Source data
-------------------------

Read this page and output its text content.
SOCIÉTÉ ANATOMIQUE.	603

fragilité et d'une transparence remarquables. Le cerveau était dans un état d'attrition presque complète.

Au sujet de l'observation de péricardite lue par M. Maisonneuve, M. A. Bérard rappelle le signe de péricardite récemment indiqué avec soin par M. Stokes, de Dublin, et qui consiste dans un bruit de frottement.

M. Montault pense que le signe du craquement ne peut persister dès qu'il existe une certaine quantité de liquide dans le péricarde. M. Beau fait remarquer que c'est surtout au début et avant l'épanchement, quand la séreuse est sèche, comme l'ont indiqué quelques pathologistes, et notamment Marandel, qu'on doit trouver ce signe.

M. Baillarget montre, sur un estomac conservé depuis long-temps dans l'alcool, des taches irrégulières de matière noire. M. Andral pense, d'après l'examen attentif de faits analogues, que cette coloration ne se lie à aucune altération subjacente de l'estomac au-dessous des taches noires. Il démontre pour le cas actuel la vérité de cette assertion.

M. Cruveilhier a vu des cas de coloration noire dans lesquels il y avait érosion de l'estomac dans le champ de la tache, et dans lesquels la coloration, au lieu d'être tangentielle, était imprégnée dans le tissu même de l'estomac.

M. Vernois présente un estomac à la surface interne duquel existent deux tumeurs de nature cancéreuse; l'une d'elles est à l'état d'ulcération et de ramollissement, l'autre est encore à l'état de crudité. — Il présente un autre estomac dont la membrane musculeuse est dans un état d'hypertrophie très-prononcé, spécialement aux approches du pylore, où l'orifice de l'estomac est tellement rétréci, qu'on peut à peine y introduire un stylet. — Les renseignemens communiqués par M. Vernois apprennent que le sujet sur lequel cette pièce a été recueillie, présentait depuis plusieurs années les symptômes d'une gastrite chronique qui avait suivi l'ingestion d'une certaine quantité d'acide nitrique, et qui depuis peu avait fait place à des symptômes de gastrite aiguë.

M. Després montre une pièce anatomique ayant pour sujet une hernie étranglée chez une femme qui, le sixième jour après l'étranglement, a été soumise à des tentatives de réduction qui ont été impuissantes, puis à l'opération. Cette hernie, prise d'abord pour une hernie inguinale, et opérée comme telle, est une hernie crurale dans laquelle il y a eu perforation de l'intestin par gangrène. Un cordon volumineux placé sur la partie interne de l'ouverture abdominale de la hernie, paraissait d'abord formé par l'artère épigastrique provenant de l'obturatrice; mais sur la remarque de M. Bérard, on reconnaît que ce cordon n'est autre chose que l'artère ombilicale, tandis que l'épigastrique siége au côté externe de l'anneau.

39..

-------------------------

What you should do: Print the material once more, exactly.

Result:
Read this page and output its text content.
SOCIÉTÉ ANATOMIQUE.	603

fragilité et d'une transparence remarquables. Le cerveau était dans un état d'attrition presque complète.

Au sujet de l'observation de péricardite lue par M. Maisonneuve, M. A. Bérard rappelle le signe de péricardite récemment indiqué avec soin par M. Stokes, de Dublin, et qui consiste dans un bruit de frottement.

M. Montault pense que le signe du craquement ne peut persister dès qu'il existe une certaine quantité de liquide dans le péricarde. M. Beau fait remarquer que c'est surtout au début et avant l'épanchement, quand la séreuse est sèche, comme l'ont indiqué quelques pathologistes, et notamment Marandel, qu'on doit trouver ce signe.

M. Baillarget montre, sur un estomac conservé depuis long-temps dans l'alcool, des taches irrégulières de matière noire. M. Andral pense, d'après l'examen attentif de faits analogues, que cette coloration ne se lie à aucune altération subjacente de l'estomac au-dessous des taches noires. Il démontre pour le cas actuel la vérité de cette assertion.

M. Cruveilhier a vu des cas de coloration noire dans lesquels il y avait érosion de l'estomac dans le champ de la tache, et dans lesquels la coloration, au lieu d'être tangentielle, était imprégnée dans le tissu même de l'estomac.

M. Vernois présente un estomac à la surface interne duquel existent deux tumeurs de nature cancéreuse; l'une d'elles est à l'état d'ulcération et de ramollissement, l'autre est encore à l'état de crudité. — Il présente un autre estomac dont la membrane musculeuse est dans un état d'hypertrophie très-prononcé, spécialement aux approches du pylore, où l'orifice de l'estomac est tellement rétréci, qu'on peut à peine y introduire un stylet. — Les renseignemens communiqués par M. Vernois apprennent que le sujet sur lequel cette pièce a été recueillie, présentait depuis plusieurs années les symptômes d'une gastrite chronique qui avait suivi l'ingestion d'une certaine quantité d'acide nitrique, et qui depuis peu avait fait place à des symptômes de gastrite aiguë.

M. Després montre une pièce anatomique ayant pour sujet une hernie étranglée chez une femme qui, le sixième jour après l'étranglement, a été soumise à des tentatives de réduction qui ont été impuissantes, puis à l'opération. Cette hernie, prise d'abord pour une hernie inguinale, et opérée comme telle, est une hernie crurale dans laquelle il y a eu perforation de l'intestin par gangrène. Un cordon volumineux placé sur la partie interne de l'ouverture abdominale de la hernie, paraissait d'abord formé par l'artère épigastrique provenant de l'obturatrice; mais sur la remarque de M. Bérard, on reconnaît que ce cordon n'est autre chose que l'artère ombilicale, tandis que l'épigastrique siége au côté externe de l'anneau.

39..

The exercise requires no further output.